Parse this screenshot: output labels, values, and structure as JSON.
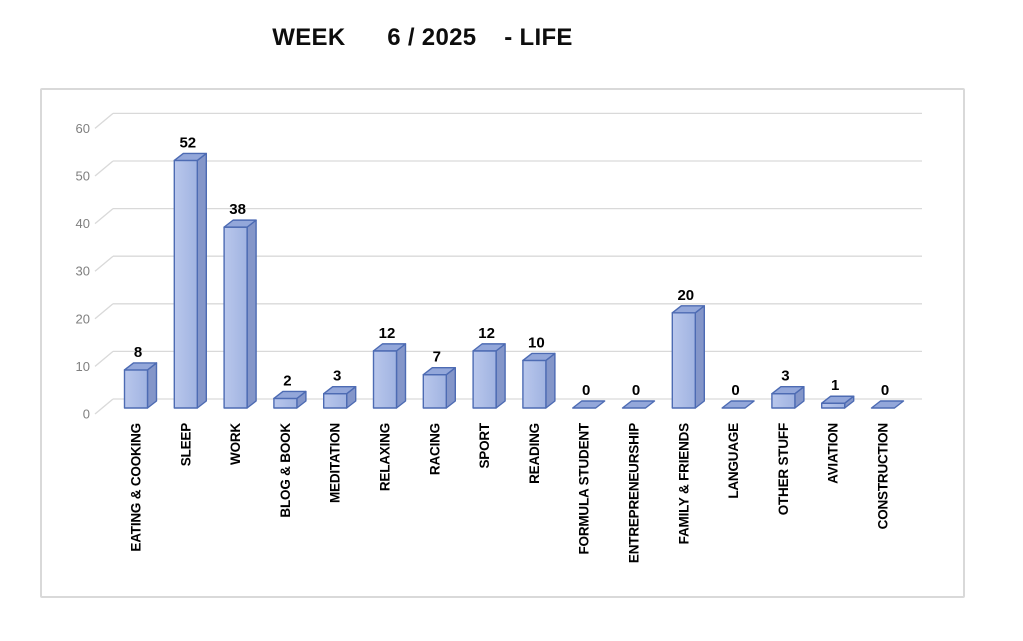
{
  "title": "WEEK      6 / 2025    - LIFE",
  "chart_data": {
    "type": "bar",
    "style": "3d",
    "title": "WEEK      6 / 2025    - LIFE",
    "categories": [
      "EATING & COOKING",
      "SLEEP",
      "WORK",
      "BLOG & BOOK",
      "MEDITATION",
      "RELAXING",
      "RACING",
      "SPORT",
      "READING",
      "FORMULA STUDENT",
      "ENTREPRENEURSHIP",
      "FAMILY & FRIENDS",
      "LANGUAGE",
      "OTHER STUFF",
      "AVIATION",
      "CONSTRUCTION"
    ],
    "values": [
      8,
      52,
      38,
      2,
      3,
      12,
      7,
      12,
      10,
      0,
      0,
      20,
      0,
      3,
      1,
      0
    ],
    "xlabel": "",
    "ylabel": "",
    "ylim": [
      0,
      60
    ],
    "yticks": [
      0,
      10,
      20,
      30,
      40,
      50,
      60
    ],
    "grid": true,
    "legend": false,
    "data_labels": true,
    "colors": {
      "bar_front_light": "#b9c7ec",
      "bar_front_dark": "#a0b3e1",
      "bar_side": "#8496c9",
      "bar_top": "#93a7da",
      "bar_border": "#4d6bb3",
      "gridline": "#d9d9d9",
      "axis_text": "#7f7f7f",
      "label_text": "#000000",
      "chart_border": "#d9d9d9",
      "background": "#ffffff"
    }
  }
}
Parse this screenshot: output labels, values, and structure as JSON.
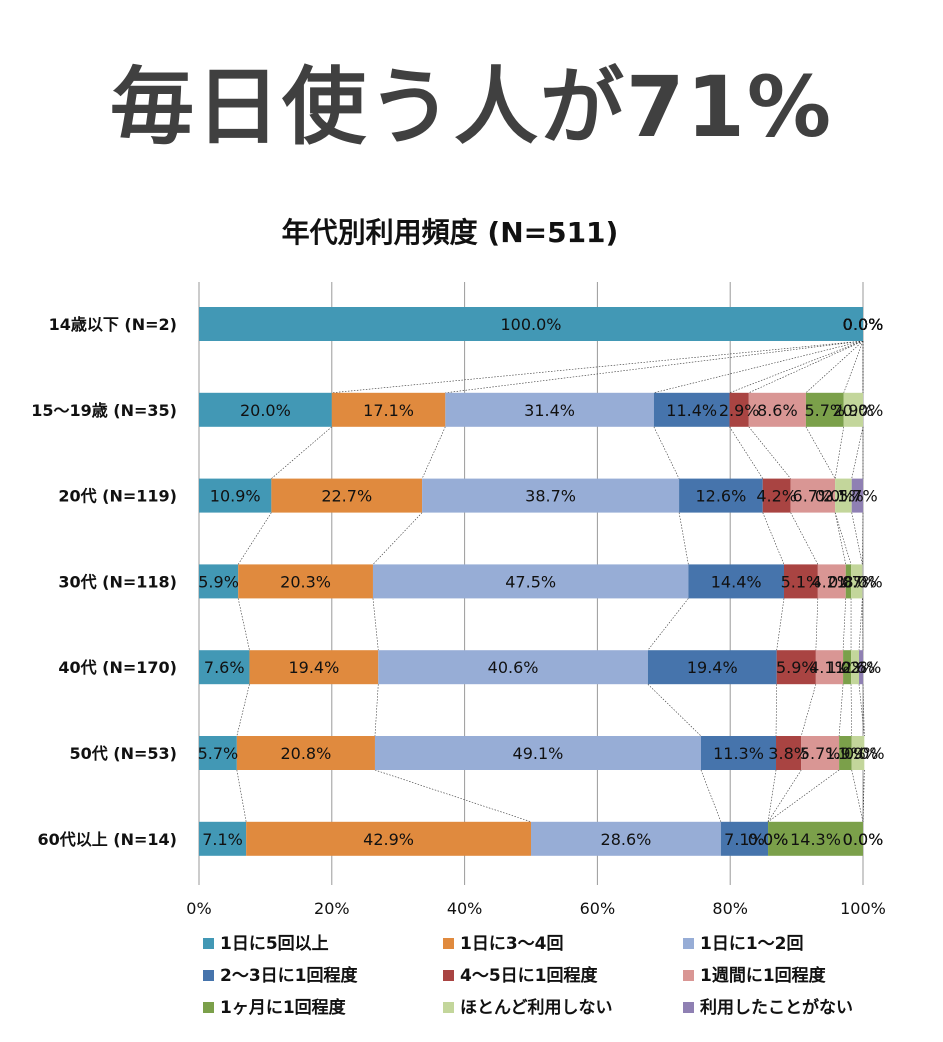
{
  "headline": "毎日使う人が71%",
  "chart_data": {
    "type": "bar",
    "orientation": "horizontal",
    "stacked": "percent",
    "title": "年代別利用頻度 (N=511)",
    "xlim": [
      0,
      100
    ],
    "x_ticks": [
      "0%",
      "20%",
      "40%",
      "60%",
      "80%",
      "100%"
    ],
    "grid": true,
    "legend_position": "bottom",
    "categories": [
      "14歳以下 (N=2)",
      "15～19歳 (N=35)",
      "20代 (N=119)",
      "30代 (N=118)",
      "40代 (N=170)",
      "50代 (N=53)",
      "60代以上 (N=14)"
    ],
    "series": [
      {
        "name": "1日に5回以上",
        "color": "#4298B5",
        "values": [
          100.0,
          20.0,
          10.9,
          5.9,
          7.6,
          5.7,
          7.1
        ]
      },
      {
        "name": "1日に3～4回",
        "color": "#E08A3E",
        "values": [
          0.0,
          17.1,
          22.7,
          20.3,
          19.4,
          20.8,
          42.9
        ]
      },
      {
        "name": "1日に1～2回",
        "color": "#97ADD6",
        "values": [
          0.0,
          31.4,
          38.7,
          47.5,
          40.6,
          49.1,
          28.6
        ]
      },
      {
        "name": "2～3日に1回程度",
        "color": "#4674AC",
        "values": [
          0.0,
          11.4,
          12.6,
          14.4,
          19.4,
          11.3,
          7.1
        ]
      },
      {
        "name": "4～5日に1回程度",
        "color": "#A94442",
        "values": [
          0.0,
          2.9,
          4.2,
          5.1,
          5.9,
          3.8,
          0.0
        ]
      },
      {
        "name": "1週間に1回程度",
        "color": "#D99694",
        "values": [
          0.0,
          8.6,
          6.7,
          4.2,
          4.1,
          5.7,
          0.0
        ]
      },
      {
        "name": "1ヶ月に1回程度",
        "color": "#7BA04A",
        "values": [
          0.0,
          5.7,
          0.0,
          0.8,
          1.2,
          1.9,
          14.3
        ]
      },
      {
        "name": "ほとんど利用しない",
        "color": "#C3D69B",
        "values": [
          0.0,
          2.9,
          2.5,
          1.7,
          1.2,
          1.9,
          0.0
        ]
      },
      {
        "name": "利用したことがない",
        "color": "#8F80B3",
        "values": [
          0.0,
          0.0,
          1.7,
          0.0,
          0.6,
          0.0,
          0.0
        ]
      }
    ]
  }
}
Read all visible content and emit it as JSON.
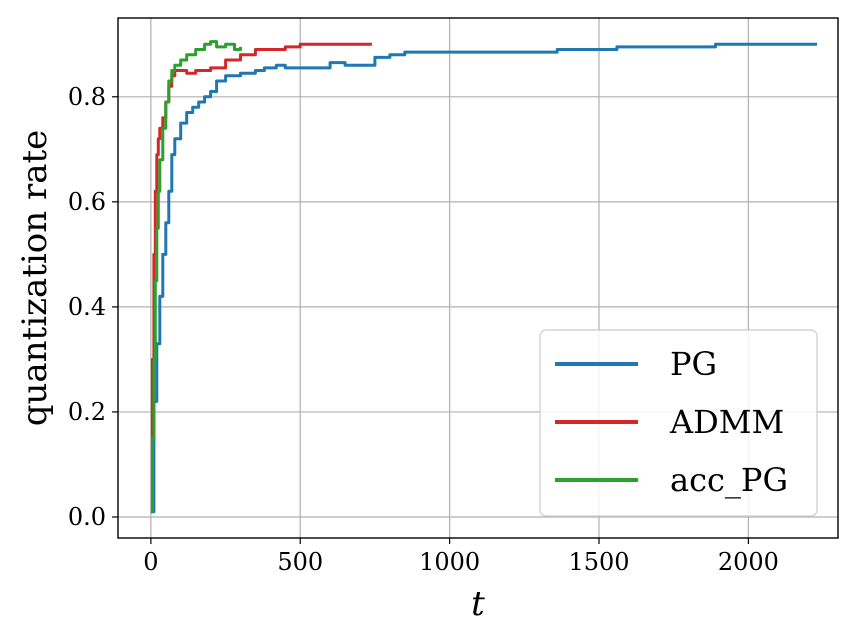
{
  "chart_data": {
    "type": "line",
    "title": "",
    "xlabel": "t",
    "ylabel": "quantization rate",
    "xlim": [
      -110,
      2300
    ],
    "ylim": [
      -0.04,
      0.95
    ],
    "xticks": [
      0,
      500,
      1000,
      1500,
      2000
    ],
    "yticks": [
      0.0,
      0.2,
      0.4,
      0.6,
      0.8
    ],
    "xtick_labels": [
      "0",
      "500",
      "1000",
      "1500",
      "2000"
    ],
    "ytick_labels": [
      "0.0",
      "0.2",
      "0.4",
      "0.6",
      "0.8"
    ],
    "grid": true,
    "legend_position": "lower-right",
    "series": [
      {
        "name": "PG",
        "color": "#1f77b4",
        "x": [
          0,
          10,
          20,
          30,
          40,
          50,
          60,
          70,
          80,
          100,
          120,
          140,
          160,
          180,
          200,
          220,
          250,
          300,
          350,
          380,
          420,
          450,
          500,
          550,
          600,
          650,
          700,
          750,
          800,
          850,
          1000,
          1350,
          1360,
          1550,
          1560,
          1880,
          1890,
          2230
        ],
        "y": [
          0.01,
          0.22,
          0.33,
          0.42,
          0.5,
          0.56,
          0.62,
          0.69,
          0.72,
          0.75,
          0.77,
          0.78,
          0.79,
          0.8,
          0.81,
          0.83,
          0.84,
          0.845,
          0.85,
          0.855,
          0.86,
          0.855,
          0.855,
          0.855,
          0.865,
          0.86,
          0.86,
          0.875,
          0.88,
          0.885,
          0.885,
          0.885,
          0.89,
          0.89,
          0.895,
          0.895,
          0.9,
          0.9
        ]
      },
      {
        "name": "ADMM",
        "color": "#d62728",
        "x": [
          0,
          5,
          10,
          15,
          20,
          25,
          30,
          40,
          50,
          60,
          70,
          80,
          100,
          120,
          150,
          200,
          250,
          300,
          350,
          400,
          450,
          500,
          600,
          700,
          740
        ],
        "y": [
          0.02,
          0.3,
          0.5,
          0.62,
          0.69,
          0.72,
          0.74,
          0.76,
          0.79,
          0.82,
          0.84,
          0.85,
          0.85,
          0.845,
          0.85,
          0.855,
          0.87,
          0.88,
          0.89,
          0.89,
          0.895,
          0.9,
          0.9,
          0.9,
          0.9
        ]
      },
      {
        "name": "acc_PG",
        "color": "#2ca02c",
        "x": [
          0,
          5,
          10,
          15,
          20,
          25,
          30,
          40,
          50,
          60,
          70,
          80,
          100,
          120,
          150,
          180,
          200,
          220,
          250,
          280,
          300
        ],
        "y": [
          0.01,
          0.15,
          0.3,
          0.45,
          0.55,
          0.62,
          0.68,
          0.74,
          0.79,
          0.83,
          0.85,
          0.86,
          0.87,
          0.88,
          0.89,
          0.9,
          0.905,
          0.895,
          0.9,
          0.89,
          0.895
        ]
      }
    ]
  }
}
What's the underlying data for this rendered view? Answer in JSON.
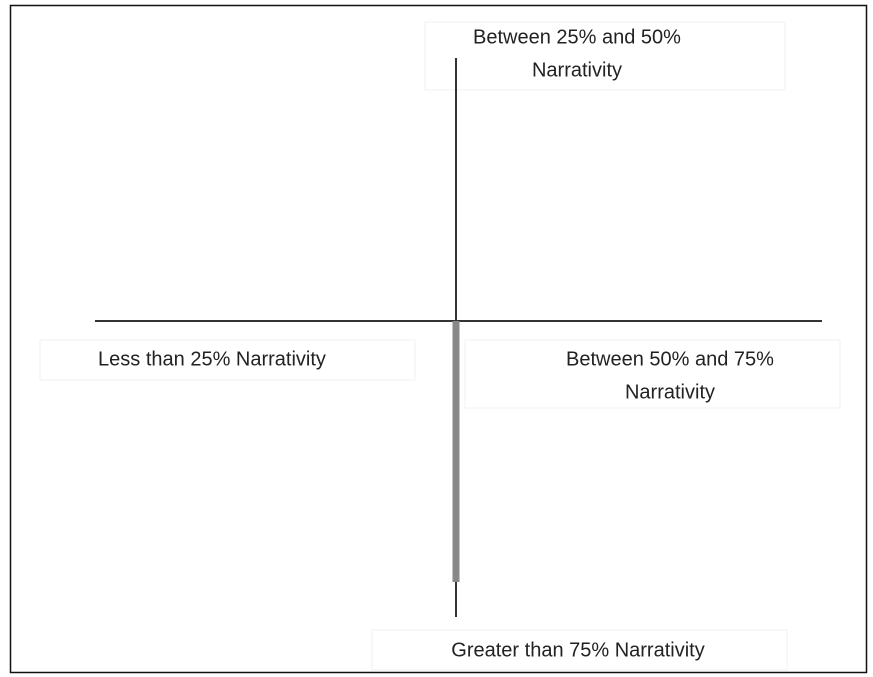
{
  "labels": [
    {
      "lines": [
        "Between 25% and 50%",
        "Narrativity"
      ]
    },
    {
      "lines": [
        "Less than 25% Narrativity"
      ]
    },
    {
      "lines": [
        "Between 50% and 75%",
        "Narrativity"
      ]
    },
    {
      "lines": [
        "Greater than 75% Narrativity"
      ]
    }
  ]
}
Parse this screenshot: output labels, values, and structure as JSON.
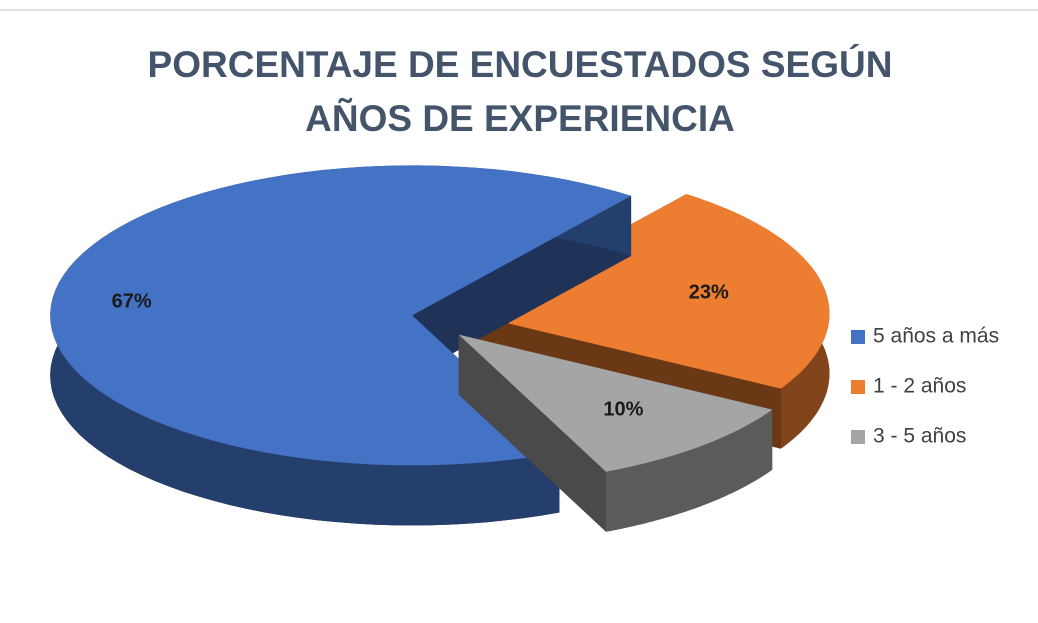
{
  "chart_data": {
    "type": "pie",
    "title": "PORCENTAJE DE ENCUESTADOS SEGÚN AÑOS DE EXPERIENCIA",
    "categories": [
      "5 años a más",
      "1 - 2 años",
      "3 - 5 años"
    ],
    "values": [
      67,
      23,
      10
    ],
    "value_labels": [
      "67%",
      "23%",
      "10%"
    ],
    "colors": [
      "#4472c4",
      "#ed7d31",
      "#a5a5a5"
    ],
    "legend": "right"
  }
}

****

▶ **Do this**
Using the records above, gather all lines where the string "LIFE" is present.

▶ **Task solution**
  "title": "WEEK      6 / 2025    - LIFE",
    "title": "WEEK      6 / 2025    - LIFE",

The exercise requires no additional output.